Make an exact copy of the listing below.

Data lines —
· · ·

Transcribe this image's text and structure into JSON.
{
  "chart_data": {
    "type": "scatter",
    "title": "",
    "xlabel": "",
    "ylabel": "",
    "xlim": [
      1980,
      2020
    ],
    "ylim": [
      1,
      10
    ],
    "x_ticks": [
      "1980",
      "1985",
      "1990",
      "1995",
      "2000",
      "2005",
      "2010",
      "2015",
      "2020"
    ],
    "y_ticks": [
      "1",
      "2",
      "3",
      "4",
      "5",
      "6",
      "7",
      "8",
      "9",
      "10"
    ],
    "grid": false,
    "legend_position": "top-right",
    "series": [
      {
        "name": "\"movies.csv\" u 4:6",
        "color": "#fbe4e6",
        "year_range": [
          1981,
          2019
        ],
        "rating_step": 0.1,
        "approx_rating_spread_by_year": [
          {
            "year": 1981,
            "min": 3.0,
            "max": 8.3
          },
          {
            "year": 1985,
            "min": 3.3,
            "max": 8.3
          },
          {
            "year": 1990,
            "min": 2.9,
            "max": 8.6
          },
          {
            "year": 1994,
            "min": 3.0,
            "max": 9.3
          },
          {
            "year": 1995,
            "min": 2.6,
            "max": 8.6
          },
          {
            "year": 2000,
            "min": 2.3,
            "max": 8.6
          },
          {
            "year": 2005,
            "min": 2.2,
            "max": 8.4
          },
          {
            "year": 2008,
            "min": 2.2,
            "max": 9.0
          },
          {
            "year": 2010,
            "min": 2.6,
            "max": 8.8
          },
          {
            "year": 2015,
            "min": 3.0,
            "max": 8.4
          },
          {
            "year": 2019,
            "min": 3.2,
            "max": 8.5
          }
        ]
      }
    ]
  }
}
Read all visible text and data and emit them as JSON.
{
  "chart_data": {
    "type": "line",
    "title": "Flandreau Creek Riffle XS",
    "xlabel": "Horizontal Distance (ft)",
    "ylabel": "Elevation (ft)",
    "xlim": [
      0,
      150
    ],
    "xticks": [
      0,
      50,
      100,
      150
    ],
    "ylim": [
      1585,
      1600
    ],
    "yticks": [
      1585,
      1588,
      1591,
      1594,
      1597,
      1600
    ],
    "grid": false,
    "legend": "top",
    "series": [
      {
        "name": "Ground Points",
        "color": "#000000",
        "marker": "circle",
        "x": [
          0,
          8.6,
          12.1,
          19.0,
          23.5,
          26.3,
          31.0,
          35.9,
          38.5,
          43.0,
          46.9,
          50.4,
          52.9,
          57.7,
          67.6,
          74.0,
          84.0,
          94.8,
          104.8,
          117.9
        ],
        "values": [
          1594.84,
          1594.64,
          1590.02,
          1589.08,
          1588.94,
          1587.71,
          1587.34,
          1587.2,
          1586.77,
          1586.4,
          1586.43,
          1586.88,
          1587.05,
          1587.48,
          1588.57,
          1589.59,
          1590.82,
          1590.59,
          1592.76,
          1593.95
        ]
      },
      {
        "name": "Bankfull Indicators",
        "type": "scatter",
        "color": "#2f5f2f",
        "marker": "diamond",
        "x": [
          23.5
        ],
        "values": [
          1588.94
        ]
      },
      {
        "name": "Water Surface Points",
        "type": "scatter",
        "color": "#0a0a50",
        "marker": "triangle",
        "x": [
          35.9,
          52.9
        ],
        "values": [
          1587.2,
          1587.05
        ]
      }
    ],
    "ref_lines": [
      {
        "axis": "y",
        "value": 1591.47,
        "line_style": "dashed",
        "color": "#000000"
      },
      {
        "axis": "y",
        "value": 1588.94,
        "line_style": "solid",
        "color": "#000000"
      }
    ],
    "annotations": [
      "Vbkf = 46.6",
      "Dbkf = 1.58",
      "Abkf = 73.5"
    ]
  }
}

· · ·

Answer to the problem —
Transcribe this image's text and structure into JSON.
{
  "chart_data": {
    "type": "scatter",
    "title": "",
    "xlabel": "",
    "ylabel": "",
    "xlim": [
      1980,
      2020
    ],
    "ylim": [
      1,
      10
    ],
    "x_ticks": [
      "1980",
      "1985",
      "1990",
      "1995",
      "2000",
      "2005",
      "2010",
      "2015",
      "2020"
    ],
    "y_ticks": [
      "1",
      "2",
      "3",
      "4",
      "5",
      "6",
      "7",
      "8",
      "9",
      "10"
    ],
    "grid": false,
    "legend_position": "top-right",
    "series": [
      {
        "name": "\"movies.csv\" u 4:6",
        "color": "#fbe4e6",
        "year_range": [
          1981,
          2019
        ],
        "rating_step": 0.1,
        "approx_rating_spread_by_year": [
          {
            "year": 1981,
            "min": 3.0,
            "max": 8.3
          },
          {
            "year": 1985,
            "min": 3.3,
            "max": 8.3
          },
          {
            "year": 1990,
            "min": 2.9,
            "max": 8.6
          },
          {
            "year": 1994,
            "min": 3.0,
            "max": 9.3
          },
          {
            "year": 1995,
            "min": 2.6,
            "max": 8.6
          },
          {
            "year": 2000,
            "min": 2.3,
            "max": 8.6
          },
          {
            "year": 2005,
            "min": 2.2,
            "max": 8.4
          },
          {
            "year": 2008,
            "min": 2.2,
            "max": 9.0
          },
          {
            "year": 2010,
            "min": 2.6,
            "max": 8.8
          },
          {
            "year": 2015,
            "min": 3.0,
            "max": 8.4
          },
          {
            "year": 2019,
            "min": 3.2,
            "max": 8.5
          }
        ]
      }
    ]
  }
}
Read all visible text and data and emit them as JSON.
{
  "chart_data": {
    "type": "line",
    "title": "Flandreau Creek Riffle XS",
    "xlabel": "Horizontal Distance (ft)",
    "ylabel": "Elevation (ft)",
    "xlim": [
      0,
      150
    ],
    "xticks": [
      0,
      50,
      100,
      150
    ],
    "ylim": [
      1585,
      1600
    ],
    "yticks": [
      1585,
      1588,
      1591,
      1594,
      1597,
      1600
    ],
    "grid": false,
    "legend": "top",
    "series": [
      {
        "name": "Ground Points",
        "color": "#000000",
        "marker": "circle",
        "x": [
          0,
          8.6,
          12.1,
          19.0,
          23.5,
          26.3,
          31.0,
          35.9,
          38.5,
          43.0,
          46.9,
          50.4,
          52.9,
          57.7,
          67.6,
          74.0,
          84.0,
          94.8,
          104.8,
          117.9
        ],
        "values": [
          1594.84,
          1594.64,
          1590.02,
          1589.08,
          1588.94,
          1587.71,
          1587.34,
          1587.2,
          1586.77,
          1586.4,
          1586.43,
          1586.88,
          1587.05,
          1587.48,
          1588.57,
          1589.59,
          1590.82,
          1590.59,
          1592.76,
          1593.95
        ]
      },
      {
        "name": "Bankfull Indicators",
        "type": "scatter",
        "color": "#2f5f2f",
        "marker": "diamond",
        "x": [
          23.5
        ],
        "values": [
          1588.94
        ]
      },
      {
        "name": "Water Surface Points",
        "type": "scatter",
        "color": "#0a0a50",
        "marker": "triangle",
        "x": [
          35.9,
          52.9
        ],
        "values": [
          1587.2,
          1587.05
        ]
      }
    ],
    "ref_lines": [
      {
        "axis": "y",
        "value": 1591.47,
        "line_style": "dashed",
        "color": "#000000"
      },
      {
        "axis": "y",
        "value": 1588.94,
        "line_style": "solid",
        "color": "#000000"
      }
    ],
    "annotations": [
      "Vbkf = 46.6",
      "Dbkf = 1.58",
      "Abkf = 73.5"
    ]
  }
}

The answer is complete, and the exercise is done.